**WRITTEN REQUEST**
Count how many lines contain the word "Boris". Respond with the number alone.

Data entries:

BEGIN

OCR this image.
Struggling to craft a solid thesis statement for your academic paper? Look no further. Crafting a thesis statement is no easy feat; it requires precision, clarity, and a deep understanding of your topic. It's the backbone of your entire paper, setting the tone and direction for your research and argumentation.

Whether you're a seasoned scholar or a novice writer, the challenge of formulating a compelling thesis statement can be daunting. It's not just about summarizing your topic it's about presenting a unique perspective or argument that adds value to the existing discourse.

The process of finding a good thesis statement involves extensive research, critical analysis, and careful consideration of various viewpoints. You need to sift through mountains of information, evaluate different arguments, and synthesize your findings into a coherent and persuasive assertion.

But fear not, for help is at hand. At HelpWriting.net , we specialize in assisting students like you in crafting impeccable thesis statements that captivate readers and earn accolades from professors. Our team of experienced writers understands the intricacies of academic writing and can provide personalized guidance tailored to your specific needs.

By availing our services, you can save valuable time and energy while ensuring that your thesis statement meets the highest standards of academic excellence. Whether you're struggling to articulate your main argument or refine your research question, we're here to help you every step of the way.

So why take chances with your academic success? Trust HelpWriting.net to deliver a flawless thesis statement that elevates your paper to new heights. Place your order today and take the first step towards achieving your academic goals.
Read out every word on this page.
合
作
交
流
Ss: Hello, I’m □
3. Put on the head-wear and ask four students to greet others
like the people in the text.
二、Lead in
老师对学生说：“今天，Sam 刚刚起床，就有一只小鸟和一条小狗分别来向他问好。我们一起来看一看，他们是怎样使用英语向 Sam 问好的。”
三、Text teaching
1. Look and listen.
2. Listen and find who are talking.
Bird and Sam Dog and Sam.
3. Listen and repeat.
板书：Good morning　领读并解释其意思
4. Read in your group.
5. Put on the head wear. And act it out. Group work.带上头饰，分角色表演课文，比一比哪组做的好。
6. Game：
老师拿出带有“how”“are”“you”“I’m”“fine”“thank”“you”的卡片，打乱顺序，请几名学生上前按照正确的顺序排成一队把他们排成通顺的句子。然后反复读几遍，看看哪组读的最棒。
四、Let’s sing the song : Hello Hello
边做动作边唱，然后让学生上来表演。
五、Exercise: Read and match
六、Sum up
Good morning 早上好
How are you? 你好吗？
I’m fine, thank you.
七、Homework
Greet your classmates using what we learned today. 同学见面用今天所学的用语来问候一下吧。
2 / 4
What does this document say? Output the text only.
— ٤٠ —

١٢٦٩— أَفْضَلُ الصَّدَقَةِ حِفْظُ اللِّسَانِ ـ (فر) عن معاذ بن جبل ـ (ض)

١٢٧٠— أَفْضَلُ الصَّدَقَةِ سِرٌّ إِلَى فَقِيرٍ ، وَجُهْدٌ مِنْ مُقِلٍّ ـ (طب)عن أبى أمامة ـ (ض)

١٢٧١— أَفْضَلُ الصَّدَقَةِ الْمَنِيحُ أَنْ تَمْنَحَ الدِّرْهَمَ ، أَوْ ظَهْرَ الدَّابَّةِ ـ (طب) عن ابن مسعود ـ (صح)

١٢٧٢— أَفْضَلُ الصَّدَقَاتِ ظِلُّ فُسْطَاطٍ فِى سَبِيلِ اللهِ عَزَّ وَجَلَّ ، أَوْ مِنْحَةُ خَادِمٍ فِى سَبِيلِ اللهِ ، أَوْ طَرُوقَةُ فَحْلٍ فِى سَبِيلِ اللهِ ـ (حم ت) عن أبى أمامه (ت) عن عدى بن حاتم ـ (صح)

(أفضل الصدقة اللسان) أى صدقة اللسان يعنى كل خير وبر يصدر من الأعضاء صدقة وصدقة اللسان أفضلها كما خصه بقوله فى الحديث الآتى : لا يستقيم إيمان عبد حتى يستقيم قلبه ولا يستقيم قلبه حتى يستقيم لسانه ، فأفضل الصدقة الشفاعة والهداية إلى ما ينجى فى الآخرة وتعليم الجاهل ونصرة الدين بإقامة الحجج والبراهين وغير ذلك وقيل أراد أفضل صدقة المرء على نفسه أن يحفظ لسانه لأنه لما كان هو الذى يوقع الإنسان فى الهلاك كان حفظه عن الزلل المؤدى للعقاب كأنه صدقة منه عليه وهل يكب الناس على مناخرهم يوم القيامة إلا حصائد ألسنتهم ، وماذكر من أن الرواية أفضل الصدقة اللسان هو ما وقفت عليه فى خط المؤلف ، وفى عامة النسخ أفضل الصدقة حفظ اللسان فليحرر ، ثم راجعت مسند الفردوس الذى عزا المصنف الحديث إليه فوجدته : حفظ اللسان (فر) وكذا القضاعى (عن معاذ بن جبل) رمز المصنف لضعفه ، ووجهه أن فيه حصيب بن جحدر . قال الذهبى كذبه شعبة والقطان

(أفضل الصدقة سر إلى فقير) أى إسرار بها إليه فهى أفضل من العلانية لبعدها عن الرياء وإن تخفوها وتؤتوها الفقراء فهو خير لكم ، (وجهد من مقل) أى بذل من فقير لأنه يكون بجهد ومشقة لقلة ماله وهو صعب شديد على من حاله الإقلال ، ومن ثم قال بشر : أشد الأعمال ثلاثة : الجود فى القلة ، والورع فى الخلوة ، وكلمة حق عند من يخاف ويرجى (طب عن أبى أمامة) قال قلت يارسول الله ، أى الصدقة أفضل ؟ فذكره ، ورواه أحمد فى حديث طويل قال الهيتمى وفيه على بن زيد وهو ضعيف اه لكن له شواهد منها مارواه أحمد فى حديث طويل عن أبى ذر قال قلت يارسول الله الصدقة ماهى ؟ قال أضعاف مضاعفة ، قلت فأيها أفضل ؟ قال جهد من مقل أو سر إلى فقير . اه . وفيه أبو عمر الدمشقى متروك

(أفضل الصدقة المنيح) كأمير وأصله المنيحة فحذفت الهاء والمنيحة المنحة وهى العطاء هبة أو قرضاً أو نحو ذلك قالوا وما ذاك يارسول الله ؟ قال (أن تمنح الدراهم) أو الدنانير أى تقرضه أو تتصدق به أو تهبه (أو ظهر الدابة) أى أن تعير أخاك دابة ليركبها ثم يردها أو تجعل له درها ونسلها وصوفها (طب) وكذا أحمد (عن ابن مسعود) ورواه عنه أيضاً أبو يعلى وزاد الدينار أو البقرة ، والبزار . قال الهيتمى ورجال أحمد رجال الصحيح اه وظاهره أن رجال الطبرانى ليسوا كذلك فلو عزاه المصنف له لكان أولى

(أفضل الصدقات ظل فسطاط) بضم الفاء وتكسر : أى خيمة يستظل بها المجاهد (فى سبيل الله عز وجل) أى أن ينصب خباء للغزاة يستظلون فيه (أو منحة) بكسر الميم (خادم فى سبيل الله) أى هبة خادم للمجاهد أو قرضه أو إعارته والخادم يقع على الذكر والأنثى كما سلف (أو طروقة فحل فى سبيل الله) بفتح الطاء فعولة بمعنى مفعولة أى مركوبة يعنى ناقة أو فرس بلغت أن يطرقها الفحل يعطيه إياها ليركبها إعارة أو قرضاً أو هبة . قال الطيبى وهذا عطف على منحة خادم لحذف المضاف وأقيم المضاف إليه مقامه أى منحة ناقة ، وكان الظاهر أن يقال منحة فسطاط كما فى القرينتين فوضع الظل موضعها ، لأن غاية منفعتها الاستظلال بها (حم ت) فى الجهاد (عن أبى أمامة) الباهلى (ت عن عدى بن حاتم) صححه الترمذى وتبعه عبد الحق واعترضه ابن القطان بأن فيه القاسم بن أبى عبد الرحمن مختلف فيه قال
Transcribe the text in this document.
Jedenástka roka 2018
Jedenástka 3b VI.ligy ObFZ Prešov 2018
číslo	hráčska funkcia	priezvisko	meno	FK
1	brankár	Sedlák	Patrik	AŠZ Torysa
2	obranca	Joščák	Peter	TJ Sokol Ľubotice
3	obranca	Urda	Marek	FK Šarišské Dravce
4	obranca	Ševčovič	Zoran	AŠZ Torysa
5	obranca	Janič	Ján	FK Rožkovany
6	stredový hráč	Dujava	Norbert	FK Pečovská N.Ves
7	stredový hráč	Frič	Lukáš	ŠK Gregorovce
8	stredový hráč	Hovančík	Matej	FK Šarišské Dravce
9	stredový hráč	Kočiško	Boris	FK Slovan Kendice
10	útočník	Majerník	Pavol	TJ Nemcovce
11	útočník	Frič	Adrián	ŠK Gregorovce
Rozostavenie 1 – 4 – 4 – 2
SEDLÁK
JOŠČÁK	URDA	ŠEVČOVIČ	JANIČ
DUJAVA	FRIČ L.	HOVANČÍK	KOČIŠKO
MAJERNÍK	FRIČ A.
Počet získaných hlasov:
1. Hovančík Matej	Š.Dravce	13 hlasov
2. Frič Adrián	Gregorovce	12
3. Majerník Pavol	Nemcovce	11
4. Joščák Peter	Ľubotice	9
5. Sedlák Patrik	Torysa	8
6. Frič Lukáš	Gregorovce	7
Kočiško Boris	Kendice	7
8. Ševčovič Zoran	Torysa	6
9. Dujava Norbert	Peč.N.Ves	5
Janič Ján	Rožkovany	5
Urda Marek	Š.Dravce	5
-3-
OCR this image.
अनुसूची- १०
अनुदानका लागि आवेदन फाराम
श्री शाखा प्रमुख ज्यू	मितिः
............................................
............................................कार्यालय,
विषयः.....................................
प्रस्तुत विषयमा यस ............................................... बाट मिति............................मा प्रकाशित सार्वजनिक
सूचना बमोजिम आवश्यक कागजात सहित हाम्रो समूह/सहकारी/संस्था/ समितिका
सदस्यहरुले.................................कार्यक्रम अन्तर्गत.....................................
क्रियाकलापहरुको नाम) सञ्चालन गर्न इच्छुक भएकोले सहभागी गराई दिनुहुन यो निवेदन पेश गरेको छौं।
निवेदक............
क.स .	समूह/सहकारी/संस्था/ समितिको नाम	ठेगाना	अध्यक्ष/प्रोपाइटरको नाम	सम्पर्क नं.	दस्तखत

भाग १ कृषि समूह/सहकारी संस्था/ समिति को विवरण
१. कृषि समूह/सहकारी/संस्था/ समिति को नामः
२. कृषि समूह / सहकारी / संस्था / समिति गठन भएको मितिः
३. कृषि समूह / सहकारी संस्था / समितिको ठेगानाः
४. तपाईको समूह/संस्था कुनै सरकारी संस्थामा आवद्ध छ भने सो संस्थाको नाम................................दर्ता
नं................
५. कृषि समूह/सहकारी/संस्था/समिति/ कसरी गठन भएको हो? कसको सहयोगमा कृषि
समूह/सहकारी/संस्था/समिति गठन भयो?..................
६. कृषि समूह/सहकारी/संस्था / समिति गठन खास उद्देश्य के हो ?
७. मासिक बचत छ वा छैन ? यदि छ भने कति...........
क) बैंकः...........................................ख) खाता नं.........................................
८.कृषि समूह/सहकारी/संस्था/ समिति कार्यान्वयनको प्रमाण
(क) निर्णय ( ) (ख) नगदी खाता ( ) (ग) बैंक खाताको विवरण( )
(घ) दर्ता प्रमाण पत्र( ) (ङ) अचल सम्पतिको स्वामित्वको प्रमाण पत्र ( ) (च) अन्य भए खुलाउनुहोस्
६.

END

**TASK ANSWER**
2